**REQUIREMENT:** Copy out every line exactly as given.
(begin)
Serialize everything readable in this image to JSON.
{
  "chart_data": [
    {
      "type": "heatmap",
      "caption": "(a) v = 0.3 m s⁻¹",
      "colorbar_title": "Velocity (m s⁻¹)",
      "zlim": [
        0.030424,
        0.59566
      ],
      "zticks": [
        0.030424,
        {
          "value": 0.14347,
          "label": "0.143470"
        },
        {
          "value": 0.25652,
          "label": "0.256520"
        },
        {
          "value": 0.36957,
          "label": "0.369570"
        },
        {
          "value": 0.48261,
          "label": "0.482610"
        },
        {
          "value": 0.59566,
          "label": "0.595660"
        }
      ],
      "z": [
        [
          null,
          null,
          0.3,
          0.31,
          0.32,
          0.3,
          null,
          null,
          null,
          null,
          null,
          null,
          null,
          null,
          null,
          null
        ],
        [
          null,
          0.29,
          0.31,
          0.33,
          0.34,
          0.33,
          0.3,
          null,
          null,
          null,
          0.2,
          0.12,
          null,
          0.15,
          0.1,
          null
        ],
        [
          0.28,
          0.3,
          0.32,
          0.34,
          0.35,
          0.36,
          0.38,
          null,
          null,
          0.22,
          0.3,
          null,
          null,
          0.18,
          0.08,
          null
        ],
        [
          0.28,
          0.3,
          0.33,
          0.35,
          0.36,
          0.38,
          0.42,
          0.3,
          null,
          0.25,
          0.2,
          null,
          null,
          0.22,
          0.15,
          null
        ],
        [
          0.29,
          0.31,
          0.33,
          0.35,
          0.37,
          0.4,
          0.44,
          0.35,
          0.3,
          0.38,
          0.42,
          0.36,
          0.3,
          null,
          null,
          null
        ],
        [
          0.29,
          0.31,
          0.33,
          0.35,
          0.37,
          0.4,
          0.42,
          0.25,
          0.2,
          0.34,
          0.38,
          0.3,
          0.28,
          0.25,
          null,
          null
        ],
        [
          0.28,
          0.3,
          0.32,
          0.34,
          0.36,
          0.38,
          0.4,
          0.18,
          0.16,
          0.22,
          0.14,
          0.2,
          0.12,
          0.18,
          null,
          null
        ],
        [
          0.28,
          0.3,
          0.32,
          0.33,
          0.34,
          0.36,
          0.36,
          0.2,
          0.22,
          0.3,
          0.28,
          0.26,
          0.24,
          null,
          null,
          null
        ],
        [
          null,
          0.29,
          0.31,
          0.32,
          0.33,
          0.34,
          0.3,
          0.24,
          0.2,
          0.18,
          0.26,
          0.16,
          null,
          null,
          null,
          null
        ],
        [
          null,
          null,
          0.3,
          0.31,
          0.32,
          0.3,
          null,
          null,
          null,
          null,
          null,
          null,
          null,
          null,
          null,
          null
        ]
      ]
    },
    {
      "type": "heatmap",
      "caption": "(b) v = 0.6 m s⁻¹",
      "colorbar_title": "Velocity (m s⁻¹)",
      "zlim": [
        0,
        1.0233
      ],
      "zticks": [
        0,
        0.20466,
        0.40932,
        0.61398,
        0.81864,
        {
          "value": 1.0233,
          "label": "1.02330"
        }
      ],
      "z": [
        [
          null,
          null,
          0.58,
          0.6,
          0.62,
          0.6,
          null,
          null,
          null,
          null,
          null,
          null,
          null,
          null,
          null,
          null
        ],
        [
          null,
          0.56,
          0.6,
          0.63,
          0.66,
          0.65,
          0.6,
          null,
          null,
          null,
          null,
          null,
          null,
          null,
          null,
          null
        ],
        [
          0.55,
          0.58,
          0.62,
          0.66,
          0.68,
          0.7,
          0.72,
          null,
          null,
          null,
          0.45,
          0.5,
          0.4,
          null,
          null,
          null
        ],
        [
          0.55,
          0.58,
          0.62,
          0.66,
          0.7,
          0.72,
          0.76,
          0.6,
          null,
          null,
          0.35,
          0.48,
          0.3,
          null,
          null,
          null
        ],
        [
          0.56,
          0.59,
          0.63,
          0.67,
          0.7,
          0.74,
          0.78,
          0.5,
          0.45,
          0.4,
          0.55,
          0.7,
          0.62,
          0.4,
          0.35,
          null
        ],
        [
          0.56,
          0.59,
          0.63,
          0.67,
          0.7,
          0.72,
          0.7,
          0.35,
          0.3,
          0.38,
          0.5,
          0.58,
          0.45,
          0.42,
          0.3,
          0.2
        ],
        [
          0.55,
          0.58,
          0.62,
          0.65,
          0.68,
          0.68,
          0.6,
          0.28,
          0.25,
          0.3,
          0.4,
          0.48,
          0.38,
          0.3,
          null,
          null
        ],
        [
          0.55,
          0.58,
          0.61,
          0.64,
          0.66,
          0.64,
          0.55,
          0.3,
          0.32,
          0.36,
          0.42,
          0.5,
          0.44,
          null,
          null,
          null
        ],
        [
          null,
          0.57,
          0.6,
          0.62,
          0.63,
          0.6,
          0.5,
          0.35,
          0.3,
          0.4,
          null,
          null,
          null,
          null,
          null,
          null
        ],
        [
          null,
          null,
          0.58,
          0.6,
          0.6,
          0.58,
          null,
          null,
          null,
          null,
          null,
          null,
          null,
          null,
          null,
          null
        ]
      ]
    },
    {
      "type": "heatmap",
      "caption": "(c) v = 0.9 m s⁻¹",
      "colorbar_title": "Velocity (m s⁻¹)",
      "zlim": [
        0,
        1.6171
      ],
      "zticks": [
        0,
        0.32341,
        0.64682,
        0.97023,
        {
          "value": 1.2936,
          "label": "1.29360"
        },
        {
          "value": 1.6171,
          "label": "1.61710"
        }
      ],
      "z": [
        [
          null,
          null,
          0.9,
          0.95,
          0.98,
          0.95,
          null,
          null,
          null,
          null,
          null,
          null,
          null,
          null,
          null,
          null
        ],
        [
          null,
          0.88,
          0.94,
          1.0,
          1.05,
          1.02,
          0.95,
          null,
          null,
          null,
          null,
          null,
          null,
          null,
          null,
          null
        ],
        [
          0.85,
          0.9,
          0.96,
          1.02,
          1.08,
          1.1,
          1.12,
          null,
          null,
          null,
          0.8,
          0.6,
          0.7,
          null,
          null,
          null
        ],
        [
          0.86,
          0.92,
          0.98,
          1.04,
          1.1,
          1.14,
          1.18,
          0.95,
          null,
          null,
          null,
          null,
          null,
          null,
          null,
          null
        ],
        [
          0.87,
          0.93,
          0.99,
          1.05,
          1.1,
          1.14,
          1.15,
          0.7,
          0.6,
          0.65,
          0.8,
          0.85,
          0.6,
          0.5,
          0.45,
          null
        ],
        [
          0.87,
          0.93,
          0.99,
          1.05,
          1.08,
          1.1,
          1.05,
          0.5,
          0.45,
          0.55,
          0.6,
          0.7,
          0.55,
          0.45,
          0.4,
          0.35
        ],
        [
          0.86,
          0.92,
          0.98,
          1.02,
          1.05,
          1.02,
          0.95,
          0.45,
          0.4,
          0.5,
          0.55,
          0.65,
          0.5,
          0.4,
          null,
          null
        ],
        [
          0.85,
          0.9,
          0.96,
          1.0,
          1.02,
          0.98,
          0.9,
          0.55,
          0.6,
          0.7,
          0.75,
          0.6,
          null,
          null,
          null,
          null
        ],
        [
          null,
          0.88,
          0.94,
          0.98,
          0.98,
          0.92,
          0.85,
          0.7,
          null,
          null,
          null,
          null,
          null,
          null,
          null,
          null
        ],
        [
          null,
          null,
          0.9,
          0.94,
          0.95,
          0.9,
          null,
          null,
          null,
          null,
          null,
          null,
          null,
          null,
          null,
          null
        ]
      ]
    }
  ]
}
(end)
**CORRECT RESULT:**
Serialize everything readable in this image to JSON.
{
  "chart_data": [
    {
      "type": "heatmap",
      "caption": "(a) v = 0.3 m s⁻¹",
      "colorbar_title": "Velocity (m s⁻¹)",
      "zlim": [
        0.030424,
        0.59566
      ],
      "zticks": [
        0.030424,
        {
          "value": 0.14347,
          "label": "0.143470"
        },
        {
          "value": 0.25652,
          "label": "0.256520"
        },
        {
          "value": 0.36957,
          "label": "0.369570"
        },
        {
          "value": 0.48261,
          "label": "0.482610"
        },
        {
          "value": 0.59566,
          "label": "0.595660"
        }
      ],
      "z": [
        [
          null,
          null,
          0.3,
          0.31,
          0.32,
          0.3,
          null,
          null,
          null,
          null,
          null,
          null,
          null,
          null,
          null,
          null
        ],
        [
          null,
          0.29,
          0.31,
          0.33,
          0.34,
          0.33,
          0.3,
          null,
          null,
          null,
          0.2,
          0.12,
          null,
          0.15,
          0.1,
          null
        ],
        [
          0.28,
          0.3,
          0.32,
          0.34,
          0.35,
          0.36,
          0.38,
          null,
          null,
          0.22,
          0.3,
          null,
          null,
          0.18,
          0.08,
          null
        ],
        [
          0.28,
          0.3,
          0.33,
          0.35,
          0.36,
          0.38,
          0.42,
          0.3,
          null,
          0.25,
          0.2,
          null,
          null,
          0.22,
          0.15,
          null
        ],
        [
          0.29,
          0.31,
          0.33,
          0.35,
          0.37,
          0.4,
          0.44,
          0.35,
          0.3,
          0.38,
          0.42,
          0.36,
          0.3,
          null,
          null,
          null
        ],
        [
          0.29,
          0.31,
          0.33,
          0.35,
          0.37,
          0.4,
          0.42,
          0.25,
          0.2,
          0.34,
          0.38,
          0.3,
          0.28,
          0.25,
          null,
          null
        ],
        [
          0.28,
          0.3,
          0.32,
          0.34,
          0.36,
          0.38,
          0.4,
          0.18,
          0.16,
          0.22,
          0.14,
          0.2,
          0.12,
          0.18,
          null,
          null
        ],
        [
          0.28,
          0.3,
          0.32,
          0.33,
          0.34,
          0.36,
          0.36,
          0.2,
          0.22,
          0.3,
          0.28,
          0.26,
          0.24,
          null,
          null,
          null
        ],
        [
          null,
          0.29,
          0.31,
          0.32,
          0.33,
          0.34,
          0.3,
          0.24,
          0.2,
          0.18,
          0.26,
          0.16,
          null,
          null,
          null,
          null
        ],
        [
          null,
          null,
          0.3,
          0.31,
          0.32,
          0.3,
          null,
          null,
          null,
          null,
          null,
          null,
          null,
          null,
          null,
          null
        ]
      ]
    },
    {
      "type": "heatmap",
      "caption": "(b) v = 0.6 m s⁻¹",
      "colorbar_title": "Velocity (m s⁻¹)",
      "zlim": [
        0,
        1.0233
      ],
      "zticks": [
        0,
        0.20466,
        0.40932,
        0.61398,
        0.81864,
        {
          "value": 1.0233,
          "label": "1.02330"
        }
      ],
      "z": [
        [
          null,
          null,
          0.58,
          0.6,
          0.62,
          0.6,
          null,
          null,
          null,
          null,
          null,
          null,
          null,
          null,
          null,
          null
        ],
        [
          null,
          0.56,
          0.6,
          0.63,
          0.66,
          0.65,
          0.6,
          null,
          null,
          null,
          null,
          null,
          null,
          null,
          null,
          null
        ],
        [
          0.55,
          0.58,
          0.62,
          0.66,
          0.68,
          0.7,
          0.72,
          null,
          null,
          null,
          0.45,
          0.5,
          0.4,
          null,
          null,
          null
        ],
        [
          0.55,
          0.58,
          0.62,
          0.66,
          0.7,
          0.72,
          0.76,
          0.6,
          null,
          null,
          0.35,
          0.48,
          0.3,
          null,
          null,
          null
        ],
        [
          0.56,
          0.59,
          0.63,
          0.67,
          0.7,
          0.74,
          0.78,
          0.5,
          0.45,
          0.4,
          0.55,
          0.7,
          0.62,
          0.4,
          0.35,
          null
        ],
        [
          0.56,
          0.59,
          0.63,
          0.67,
          0.7,
          0.72,
          0.7,
          0.35,
          0.3,
          0.38,
          0.5,
          0.58,
          0.45,
          0.42,
          0.3,
          0.2
        ],
        [
          0.55,
          0.58,
          0.62,
          0.65,
          0.68,
          0.68,
          0.6,
          0.28,
          0.25,
          0.3,
          0.4,
          0.48,
          0.38,
          0.3,
          null,
          null
        ],
        [
          0.55,
          0.58,
          0.61,
          0.64,
          0.66,
          0.64,
          0.55,
          0.3,
          0.32,
          0.36,
          0.42,
          0.5,
          0.44,
          null,
          null,
          null
        ],
        [
          null,
          0.57,
          0.6,
          0.62,
          0.63,
          0.6,
          0.5,
          0.35,
          0.3,
          0.4,
          null,
          null,
          null,
          null,
          null,
          null
        ],
        [
          null,
          null,
          0.58,
          0.6,
          0.6,
          0.58,
          null,
          null,
          null,
          null,
          null,
          null,
          null,
          null,
          null,
          null
        ]
      ]
    },
    {
      "type": "heatmap",
      "caption": "(c) v = 0.9 m s⁻¹",
      "colorbar_title": "Velocity (m s⁻¹)",
      "zlim": [
        0,
        1.6171
      ],
      "zticks": [
        0,
        0.32341,
        0.64682,
        0.97023,
        {
          "value": 1.2936,
          "label": "1.29360"
        },
        {
          "value": 1.6171,
          "label": "1.61710"
        }
      ],
      "z": [
        [
          null,
          null,
          0.9,
          0.95,
          0.98,
          0.95,
          null,
          null,
          null,
          null,
          null,
          null,
          null,
          null,
          null,
          null
        ],
        [
          null,
          0.88,
          0.94,
          1.0,
          1.05,
          1.02,
          0.95,
          null,
          null,
          null,
          null,
          null,
          null,
          null,
          null,
          null
        ],
        [
          0.85,
          0.9,
          0.96,
          1.02,
          1.08,
          1.1,
          1.12,
          null,
          null,
          null,
          0.8,
          0.6,
          0.7,
          null,
          null,
          null
        ],
        [
          0.86,
          0.92,
          0.98,
          1.04,
          1.1,
          1.14,
          1.18,
          0.95,
          null,
          null,
          null,
          null,
          null,
          null,
          null,
          null
        ],
        [
          0.87,
          0.93,
          0.99,
          1.05,
          1.1,
          1.14,
          1.15,
          0.7,
          0.6,
          0.65,
          0.8,
          0.85,
          0.6,
          0.5,
          0.45,
          null
        ],
        [
          0.87,
          0.93,
          0.99,
          1.05,
          1.08,
          1.1,
          1.05,
          0.5,
          0.45,
          0.55,
          0.6,
          0.7,
          0.55,
          0.45,
          0.4,
          0.35
        ],
        [
          0.86,
          0.92,
          0.98,
          1.02,
          1.05,
          1.02,
          0.95,
          0.45,
          0.4,
          0.5,
          0.55,
          0.65,
          0.5,
          0.4,
          null,
          null
        ],
        [
          0.85,
          0.9,
          0.96,
          1.0,
          1.02,
          0.98,
          0.9,
          0.55,
          0.6,
          0.7,
          0.75,
          0.6,
          null,
          null,
          null,
          null
        ],
        [
          null,
          0.88,
          0.94,
          0.98,
          0.98,
          0.92,
          0.85,
          0.7,
          null,
          null,
          null,
          null,
          null,
          null,
          null,
          null
        ],
        [
          null,
          null,
          0.9,
          0.94,
          0.95,
          0.9,
          null,
          null,
          null,
          null,
          null,
          null,
          null,
          null,
          null,
          null
        ]
      ]
    }
  ]
}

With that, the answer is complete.